Job
From the entries below, count the lines with "data". Write only the count.

* start *

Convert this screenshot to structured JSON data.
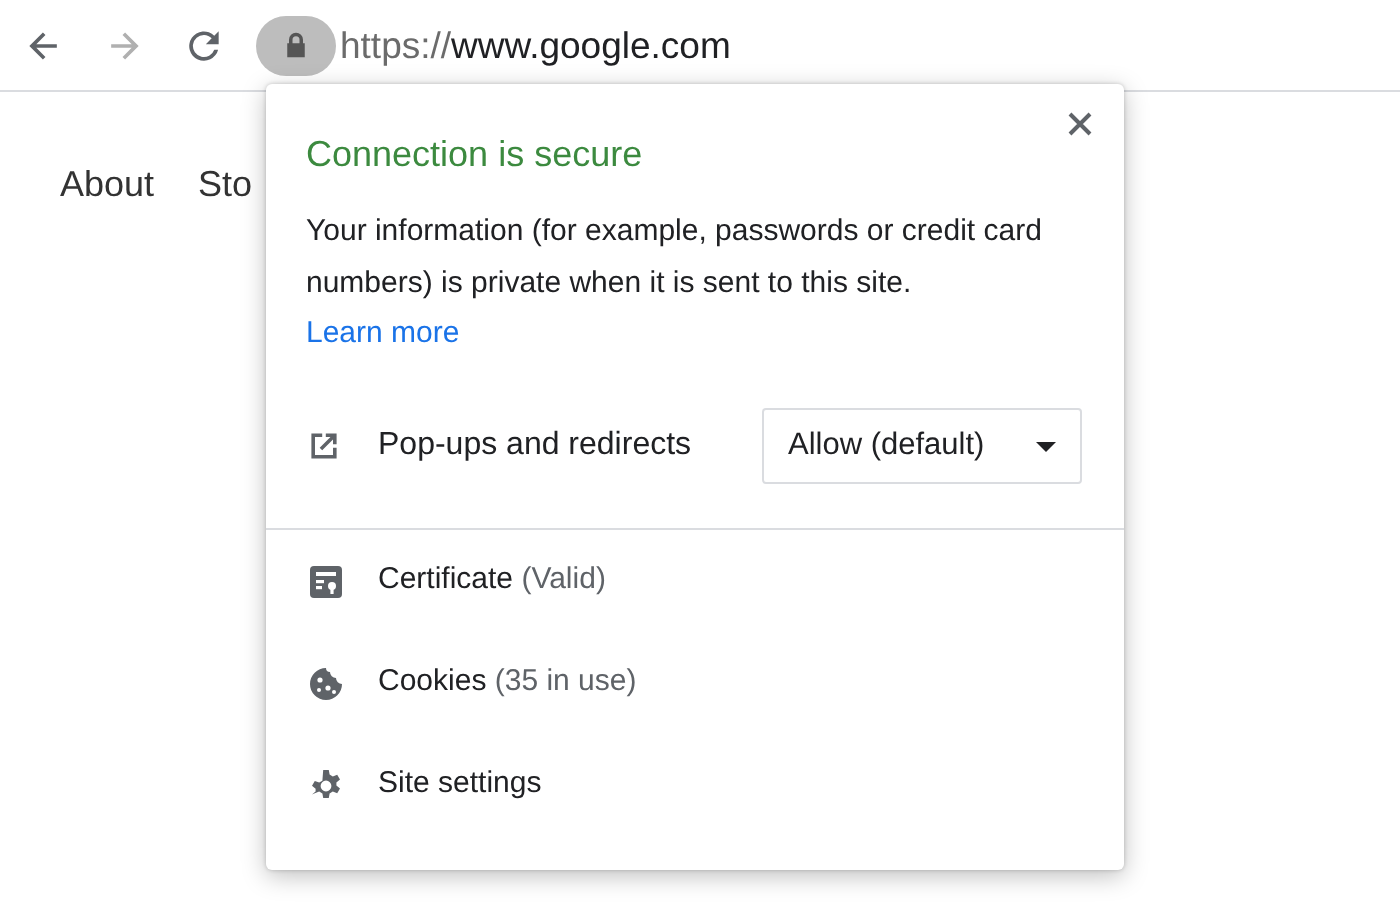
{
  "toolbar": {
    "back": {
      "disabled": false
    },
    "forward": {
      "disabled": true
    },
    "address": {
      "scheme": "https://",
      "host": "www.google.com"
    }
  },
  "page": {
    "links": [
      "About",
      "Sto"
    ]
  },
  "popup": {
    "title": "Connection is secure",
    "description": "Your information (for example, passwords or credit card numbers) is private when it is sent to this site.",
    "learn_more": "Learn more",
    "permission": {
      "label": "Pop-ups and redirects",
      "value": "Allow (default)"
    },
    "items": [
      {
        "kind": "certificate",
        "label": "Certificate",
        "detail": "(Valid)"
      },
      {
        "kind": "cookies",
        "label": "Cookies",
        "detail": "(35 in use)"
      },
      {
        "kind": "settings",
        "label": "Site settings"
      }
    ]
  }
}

* end *
* start *

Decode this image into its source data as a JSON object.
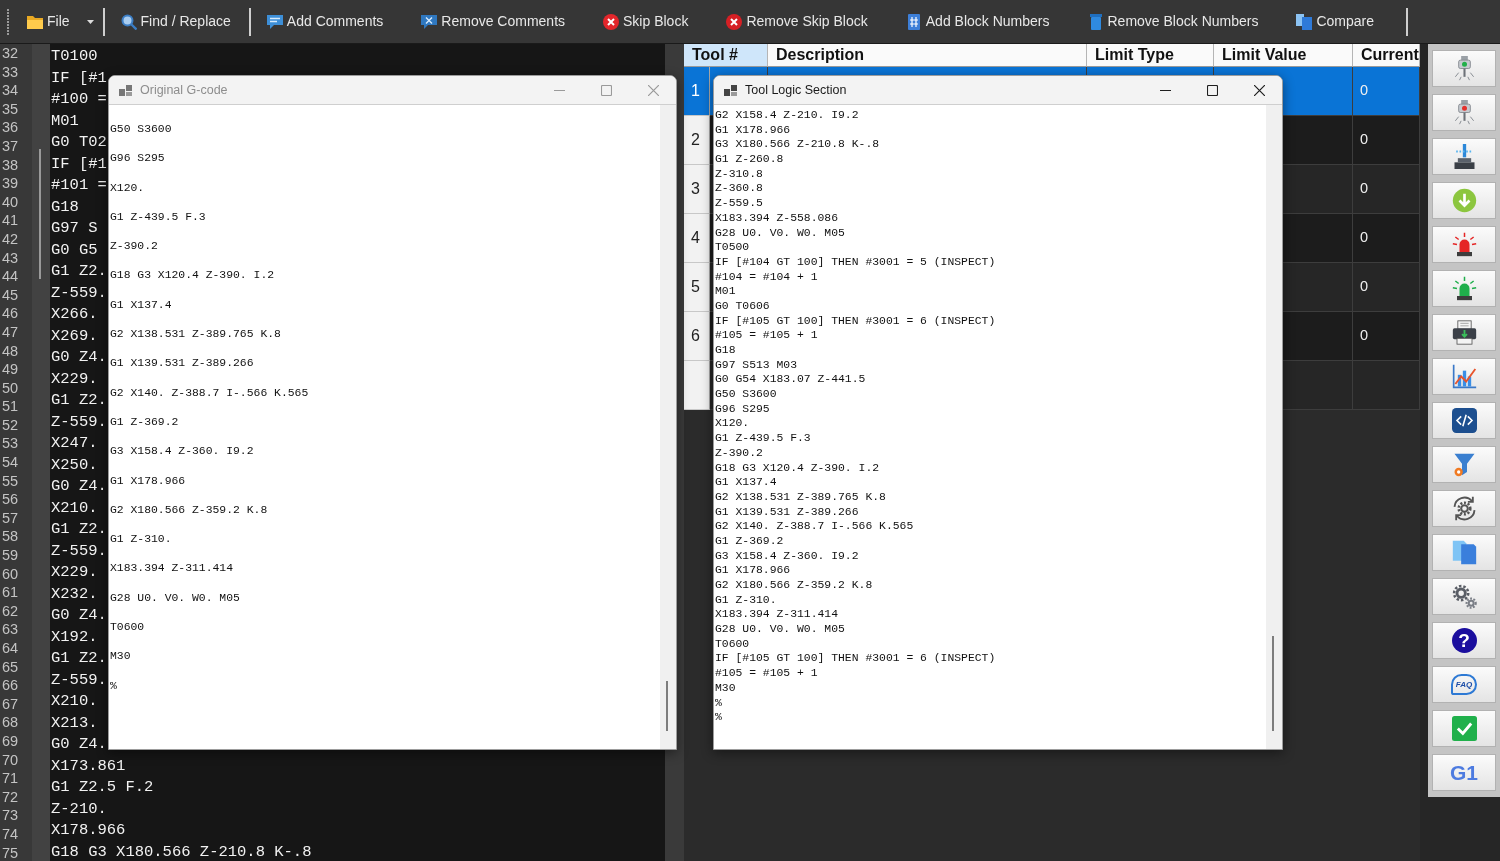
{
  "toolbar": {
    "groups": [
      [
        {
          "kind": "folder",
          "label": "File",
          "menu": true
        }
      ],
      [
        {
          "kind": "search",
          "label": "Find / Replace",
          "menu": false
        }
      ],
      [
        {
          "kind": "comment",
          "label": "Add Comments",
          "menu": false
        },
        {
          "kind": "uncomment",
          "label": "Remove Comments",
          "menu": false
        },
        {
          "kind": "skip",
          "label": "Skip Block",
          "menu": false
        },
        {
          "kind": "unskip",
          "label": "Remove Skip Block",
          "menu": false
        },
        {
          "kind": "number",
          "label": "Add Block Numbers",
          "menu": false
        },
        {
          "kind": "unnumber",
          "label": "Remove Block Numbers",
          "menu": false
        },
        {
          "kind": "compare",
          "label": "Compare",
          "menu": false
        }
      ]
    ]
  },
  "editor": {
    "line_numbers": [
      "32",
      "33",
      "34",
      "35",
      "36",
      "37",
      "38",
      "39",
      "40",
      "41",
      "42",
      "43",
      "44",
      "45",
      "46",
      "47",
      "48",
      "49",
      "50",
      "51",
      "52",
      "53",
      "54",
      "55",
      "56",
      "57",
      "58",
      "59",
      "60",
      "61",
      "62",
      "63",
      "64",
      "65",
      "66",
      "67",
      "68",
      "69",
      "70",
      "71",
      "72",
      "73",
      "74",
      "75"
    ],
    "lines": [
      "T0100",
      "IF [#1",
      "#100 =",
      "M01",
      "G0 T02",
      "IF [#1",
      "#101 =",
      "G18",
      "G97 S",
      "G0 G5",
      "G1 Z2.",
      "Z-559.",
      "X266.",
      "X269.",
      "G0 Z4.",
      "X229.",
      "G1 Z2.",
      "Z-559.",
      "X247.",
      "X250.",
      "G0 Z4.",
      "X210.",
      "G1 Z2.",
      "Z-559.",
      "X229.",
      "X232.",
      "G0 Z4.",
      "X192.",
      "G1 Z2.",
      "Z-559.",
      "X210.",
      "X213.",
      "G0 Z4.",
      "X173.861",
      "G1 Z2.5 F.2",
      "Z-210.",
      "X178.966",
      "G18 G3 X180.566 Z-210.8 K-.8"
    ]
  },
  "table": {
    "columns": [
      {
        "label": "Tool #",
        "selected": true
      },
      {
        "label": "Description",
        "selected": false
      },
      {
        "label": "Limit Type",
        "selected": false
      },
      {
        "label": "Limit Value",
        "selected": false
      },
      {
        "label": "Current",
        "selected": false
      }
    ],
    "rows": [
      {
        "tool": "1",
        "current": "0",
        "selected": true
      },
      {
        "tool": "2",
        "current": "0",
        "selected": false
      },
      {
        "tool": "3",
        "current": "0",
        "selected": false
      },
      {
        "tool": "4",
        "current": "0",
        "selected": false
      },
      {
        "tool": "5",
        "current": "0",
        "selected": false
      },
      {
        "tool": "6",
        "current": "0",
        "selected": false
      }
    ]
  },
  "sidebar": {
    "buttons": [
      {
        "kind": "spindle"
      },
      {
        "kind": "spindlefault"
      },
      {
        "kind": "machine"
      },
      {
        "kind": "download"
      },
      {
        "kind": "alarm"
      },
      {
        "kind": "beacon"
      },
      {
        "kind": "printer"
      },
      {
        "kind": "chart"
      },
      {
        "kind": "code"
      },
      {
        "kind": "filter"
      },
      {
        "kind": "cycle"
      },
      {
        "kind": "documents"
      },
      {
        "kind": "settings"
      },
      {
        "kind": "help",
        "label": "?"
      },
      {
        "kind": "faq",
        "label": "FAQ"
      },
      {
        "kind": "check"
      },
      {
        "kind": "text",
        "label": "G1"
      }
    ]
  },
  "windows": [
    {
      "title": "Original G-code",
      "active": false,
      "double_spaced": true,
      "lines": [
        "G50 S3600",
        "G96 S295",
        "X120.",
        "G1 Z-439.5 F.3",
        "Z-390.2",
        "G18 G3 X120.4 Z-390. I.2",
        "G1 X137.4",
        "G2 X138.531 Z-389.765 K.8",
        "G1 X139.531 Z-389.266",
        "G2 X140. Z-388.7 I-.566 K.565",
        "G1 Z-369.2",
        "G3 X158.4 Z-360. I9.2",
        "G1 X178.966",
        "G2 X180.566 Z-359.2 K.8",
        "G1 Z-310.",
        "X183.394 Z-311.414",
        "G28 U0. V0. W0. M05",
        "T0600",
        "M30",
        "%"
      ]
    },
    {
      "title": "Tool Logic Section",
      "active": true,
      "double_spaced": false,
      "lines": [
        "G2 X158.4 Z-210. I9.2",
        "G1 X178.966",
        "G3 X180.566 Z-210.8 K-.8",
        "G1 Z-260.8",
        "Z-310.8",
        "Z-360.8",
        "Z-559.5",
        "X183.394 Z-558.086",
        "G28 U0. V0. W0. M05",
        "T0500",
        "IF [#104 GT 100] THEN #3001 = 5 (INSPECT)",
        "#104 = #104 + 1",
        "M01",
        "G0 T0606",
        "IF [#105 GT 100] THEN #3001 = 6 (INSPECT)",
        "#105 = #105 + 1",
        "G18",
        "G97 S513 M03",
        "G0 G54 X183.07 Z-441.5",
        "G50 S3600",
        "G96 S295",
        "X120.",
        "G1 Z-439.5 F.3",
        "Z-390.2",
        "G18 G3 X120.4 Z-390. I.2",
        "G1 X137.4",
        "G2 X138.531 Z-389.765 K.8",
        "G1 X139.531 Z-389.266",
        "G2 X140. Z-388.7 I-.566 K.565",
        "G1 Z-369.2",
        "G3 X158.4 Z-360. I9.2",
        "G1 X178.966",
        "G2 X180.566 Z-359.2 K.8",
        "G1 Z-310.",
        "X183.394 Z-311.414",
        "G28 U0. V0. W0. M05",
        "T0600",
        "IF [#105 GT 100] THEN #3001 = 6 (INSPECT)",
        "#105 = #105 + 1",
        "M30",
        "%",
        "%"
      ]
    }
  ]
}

* end *
* start *

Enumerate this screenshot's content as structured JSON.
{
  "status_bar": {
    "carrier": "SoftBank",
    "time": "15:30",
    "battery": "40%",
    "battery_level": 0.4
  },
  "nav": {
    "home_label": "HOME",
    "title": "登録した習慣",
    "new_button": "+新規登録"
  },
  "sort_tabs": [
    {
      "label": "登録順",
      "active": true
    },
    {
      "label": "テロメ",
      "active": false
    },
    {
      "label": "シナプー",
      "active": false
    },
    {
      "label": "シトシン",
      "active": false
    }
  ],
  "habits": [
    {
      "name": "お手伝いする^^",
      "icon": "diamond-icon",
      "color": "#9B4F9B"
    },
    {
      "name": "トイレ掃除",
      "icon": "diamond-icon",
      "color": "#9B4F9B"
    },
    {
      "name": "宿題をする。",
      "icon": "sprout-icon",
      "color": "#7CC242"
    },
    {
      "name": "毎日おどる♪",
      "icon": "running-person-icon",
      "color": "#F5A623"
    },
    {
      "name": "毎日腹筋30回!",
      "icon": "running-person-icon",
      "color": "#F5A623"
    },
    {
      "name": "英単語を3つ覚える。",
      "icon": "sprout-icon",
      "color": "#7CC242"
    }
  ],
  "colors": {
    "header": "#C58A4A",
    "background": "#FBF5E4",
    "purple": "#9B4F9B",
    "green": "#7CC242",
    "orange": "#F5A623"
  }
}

* end *

Expected answer
2